**Objective:**
Write the material out again in full, exactly.

>> start Records shown

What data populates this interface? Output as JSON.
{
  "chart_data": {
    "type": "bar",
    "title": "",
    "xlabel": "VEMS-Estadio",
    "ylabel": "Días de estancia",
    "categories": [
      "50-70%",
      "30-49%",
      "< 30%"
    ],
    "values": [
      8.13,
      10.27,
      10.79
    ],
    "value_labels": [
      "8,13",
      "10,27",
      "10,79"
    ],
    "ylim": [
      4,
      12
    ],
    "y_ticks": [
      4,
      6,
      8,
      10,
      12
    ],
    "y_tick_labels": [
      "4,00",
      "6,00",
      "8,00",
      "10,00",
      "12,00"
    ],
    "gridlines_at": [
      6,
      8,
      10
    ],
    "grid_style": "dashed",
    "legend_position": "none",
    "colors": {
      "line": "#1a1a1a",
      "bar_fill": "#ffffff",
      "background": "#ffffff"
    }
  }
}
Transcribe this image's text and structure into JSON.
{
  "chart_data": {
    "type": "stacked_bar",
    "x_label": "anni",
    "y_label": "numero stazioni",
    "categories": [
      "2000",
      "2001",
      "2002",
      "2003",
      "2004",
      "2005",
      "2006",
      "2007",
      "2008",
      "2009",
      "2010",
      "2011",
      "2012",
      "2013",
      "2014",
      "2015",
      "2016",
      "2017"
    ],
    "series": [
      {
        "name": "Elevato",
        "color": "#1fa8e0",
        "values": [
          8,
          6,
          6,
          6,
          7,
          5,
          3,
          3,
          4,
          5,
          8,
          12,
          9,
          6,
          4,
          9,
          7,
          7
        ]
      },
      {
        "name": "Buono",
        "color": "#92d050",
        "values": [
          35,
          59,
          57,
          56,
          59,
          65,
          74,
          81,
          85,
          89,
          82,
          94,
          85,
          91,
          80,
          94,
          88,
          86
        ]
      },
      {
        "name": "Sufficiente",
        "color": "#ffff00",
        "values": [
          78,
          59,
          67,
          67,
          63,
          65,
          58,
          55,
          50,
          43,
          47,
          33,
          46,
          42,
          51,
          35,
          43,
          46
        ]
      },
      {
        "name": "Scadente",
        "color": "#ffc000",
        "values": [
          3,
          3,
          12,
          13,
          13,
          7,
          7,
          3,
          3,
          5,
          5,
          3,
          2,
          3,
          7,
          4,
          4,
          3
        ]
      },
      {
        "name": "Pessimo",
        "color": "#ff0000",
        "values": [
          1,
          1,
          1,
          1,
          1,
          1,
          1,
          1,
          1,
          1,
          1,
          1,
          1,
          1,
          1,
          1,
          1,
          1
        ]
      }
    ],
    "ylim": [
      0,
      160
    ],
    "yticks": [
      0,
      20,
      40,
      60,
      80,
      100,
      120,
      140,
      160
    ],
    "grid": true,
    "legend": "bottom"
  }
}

>> end Records shown

**Result:**
What data populates this interface? Output as JSON.
{
  "chart_data": {
    "type": "bar",
    "title": "",
    "xlabel": "VEMS-Estadio",
    "ylabel": "Días de estancia",
    "categories": [
      "50-70%",
      "30-49%",
      "< 30%"
    ],
    "values": [
      8.13,
      10.27,
      10.79
    ],
    "value_labels": [
      "8,13",
      "10,27",
      "10,79"
    ],
    "ylim": [
      4,
      12
    ],
    "y_ticks": [
      4,
      6,
      8,
      10,
      12
    ],
    "y_tick_labels": [
      "4,00",
      "6,00",
      "8,00",
      "10,00",
      "12,00"
    ],
    "gridlines_at": [
      6,
      8,
      10
    ],
    "grid_style": "dashed",
    "legend_position": "none",
    "colors": {
      "line": "#1a1a1a",
      "bar_fill": "#ffffff",
      "background": "#ffffff"
    }
  }
}
Transcribe this image's text and structure into JSON.
{
  "chart_data": {
    "type": "stacked_bar",
    "x_label": "anni",
    "y_label": "numero stazioni",
    "categories": [
      "2000",
      "2001",
      "2002",
      "2003",
      "2004",
      "2005",
      "2006",
      "2007",
      "2008",
      "2009",
      "2010",
      "2011",
      "2012",
      "2013",
      "2014",
      "2015",
      "2016",
      "2017"
    ],
    "series": [
      {
        "name": "Elevato",
        "color": "#1fa8e0",
        "values": [
          8,
          6,
          6,
          6,
          7,
          5,
          3,
          3,
          4,
          5,
          8,
          12,
          9,
          6,
          4,
          9,
          7,
          7
        ]
      },
      {
        "name": "Buono",
        "color": "#92d050",
        "values": [
          35,
          59,
          57,
          56,
          59,
          65,
          74,
          81,
          85,
          89,
          82,
          94,
          85,
          91,
          80,
          94,
          88,
          86
        ]
      },
      {
        "name": "Sufficiente",
        "color": "#ffff00",
        "values": [
          78,
          59,
          67,
          67,
          63,
          65,
          58,
          55,
          50,
          43,
          47,
          33,
          46,
          42,
          51,
          35,
          43,
          46
        ]
      },
      {
        "name": "Scadente",
        "color": "#ffc000",
        "values": [
          3,
          3,
          12,
          13,
          13,
          7,
          7,
          3,
          3,
          5,
          5,
          3,
          2,
          3,
          7,
          4,
          4,
          3
        ]
      },
      {
        "name": "Pessimo",
        "color": "#ff0000",
        "values": [
          1,
          1,
          1,
          1,
          1,
          1,
          1,
          1,
          1,
          1,
          1,
          1,
          1,
          1,
          1,
          1,
          1,
          1
        ]
      }
    ],
    "ylim": [
      0,
      160
    ],
    "yticks": [
      0,
      20,
      40,
      60,
      80,
      100,
      120,
      140,
      160
    ],
    "grid": true,
    "legend": "bottom"
  }
}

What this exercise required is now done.